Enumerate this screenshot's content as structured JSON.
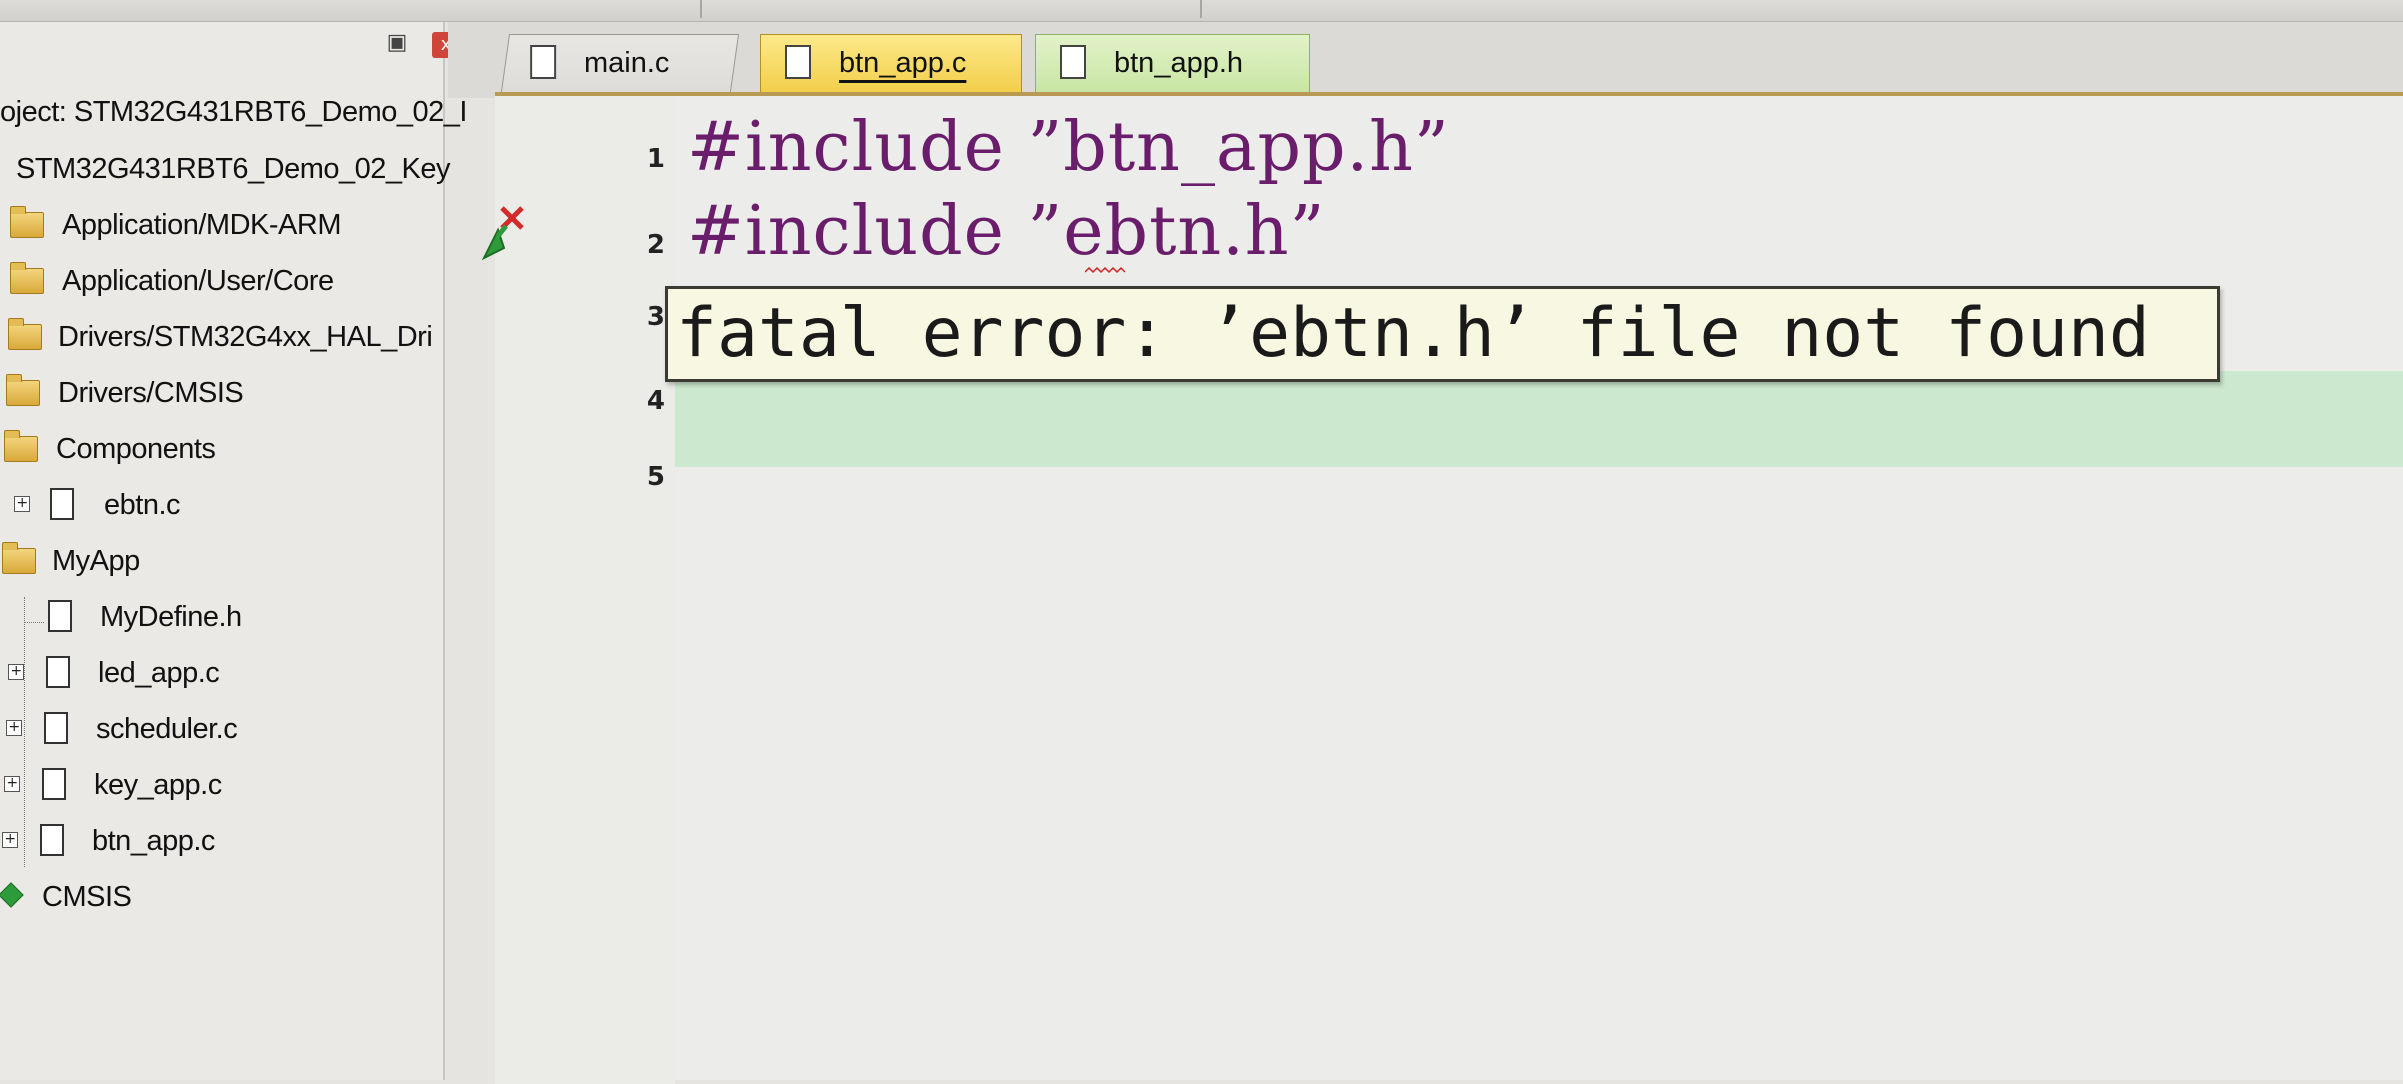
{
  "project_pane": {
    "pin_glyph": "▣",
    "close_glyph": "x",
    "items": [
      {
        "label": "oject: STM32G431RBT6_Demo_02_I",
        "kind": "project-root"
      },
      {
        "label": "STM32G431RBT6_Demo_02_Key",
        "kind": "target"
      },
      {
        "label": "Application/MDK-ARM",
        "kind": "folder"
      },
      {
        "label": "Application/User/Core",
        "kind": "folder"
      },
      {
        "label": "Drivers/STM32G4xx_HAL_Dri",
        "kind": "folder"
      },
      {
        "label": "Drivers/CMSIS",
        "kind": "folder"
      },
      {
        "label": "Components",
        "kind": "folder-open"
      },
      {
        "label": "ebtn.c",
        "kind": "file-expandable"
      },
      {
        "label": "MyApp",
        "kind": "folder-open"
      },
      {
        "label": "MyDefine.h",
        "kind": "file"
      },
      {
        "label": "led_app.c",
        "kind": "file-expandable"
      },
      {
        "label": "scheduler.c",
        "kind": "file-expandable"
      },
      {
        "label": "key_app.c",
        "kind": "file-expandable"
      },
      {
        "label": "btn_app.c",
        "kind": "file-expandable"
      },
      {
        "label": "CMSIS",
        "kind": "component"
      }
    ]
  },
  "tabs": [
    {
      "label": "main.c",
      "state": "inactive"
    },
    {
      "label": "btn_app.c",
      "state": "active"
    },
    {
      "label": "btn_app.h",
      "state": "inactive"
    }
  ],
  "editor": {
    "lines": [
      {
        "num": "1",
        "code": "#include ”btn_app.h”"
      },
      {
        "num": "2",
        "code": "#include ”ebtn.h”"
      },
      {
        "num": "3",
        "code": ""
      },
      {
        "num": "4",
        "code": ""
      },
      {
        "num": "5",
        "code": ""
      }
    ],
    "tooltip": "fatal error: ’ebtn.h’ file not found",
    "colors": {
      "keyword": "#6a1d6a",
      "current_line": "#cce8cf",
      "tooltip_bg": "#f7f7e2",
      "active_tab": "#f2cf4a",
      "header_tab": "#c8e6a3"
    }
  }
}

※ ※ ※

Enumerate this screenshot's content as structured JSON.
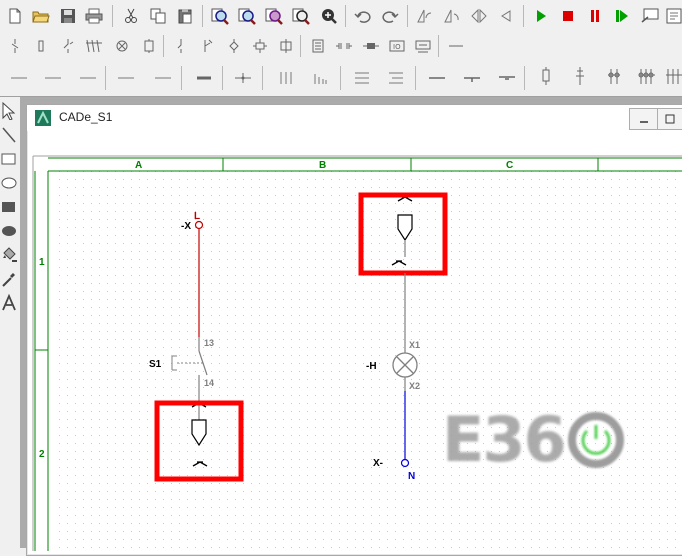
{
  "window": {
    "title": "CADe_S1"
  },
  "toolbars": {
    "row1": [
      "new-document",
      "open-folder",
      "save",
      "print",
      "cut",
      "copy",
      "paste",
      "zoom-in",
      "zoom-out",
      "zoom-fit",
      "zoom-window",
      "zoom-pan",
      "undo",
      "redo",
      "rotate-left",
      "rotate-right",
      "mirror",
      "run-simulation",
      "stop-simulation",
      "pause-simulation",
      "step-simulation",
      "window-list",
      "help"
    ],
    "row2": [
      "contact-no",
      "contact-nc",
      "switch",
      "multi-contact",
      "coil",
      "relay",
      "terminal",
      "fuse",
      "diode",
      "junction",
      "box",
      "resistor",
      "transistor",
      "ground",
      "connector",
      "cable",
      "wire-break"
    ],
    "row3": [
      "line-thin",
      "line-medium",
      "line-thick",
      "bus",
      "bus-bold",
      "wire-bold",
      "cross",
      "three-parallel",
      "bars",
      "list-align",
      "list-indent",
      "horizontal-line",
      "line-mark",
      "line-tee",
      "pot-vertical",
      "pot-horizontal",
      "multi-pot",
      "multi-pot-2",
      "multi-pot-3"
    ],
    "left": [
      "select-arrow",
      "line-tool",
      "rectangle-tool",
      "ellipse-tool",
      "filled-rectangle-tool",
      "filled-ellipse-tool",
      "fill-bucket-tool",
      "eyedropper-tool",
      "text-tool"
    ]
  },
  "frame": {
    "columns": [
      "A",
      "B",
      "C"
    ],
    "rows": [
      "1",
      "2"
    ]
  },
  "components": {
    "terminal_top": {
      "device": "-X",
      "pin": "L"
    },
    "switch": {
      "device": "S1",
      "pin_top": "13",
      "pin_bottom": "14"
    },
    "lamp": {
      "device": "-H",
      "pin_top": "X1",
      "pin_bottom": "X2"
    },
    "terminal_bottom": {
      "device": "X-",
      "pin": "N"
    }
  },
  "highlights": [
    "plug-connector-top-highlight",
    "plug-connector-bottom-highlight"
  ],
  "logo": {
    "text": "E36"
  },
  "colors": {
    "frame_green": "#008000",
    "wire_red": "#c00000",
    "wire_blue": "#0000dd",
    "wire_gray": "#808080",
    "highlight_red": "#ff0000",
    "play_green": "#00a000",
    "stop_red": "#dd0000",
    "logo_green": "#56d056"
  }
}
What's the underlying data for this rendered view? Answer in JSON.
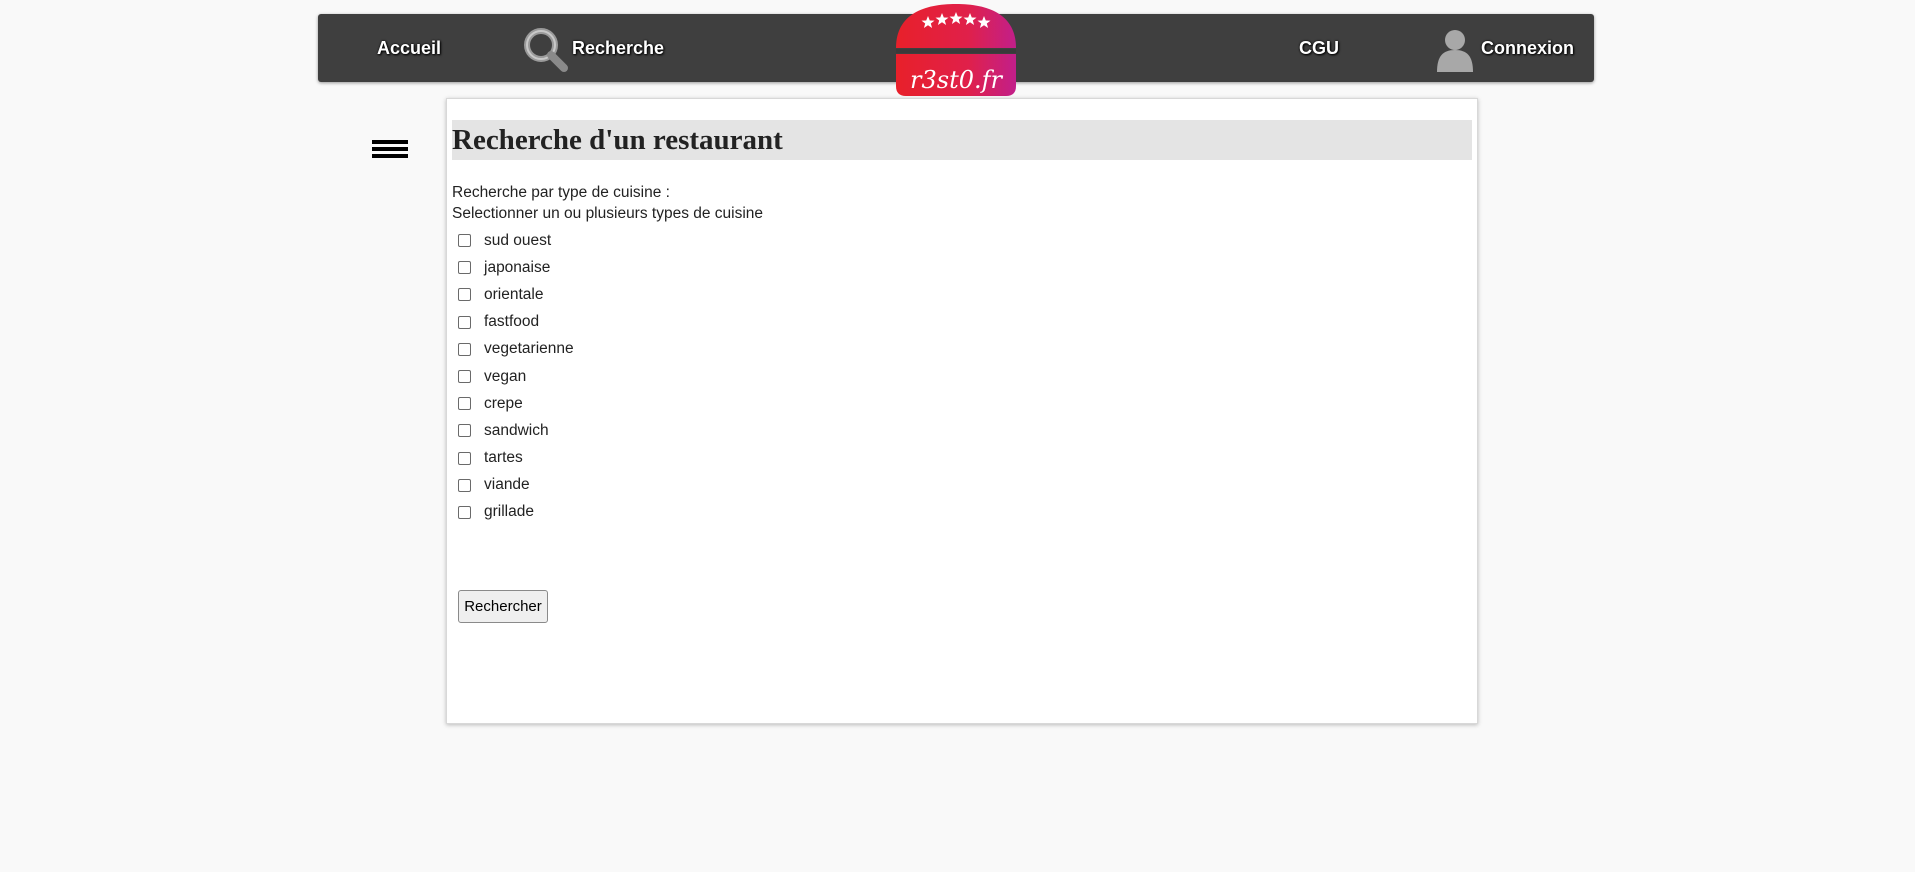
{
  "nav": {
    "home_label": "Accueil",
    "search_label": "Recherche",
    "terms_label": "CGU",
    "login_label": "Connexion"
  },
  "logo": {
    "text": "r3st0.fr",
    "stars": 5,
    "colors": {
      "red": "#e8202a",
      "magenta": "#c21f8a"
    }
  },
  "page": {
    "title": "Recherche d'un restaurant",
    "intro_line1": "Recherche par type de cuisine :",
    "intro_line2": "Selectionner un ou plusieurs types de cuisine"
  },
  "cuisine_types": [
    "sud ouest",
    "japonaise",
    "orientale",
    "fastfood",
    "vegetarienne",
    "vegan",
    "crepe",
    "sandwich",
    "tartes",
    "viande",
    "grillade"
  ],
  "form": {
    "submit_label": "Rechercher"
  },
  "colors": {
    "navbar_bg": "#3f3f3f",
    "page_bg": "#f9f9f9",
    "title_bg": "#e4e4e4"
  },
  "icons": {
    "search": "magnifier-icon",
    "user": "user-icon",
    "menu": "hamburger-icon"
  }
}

※ ※ ※

◆ Given instruction: Pull every line containing "Drivers" out of the records.

◆ The output:
        "label": "Drivers/STM32G4xx_HAL_Dri",
        "label": "Drivers/CMSIS",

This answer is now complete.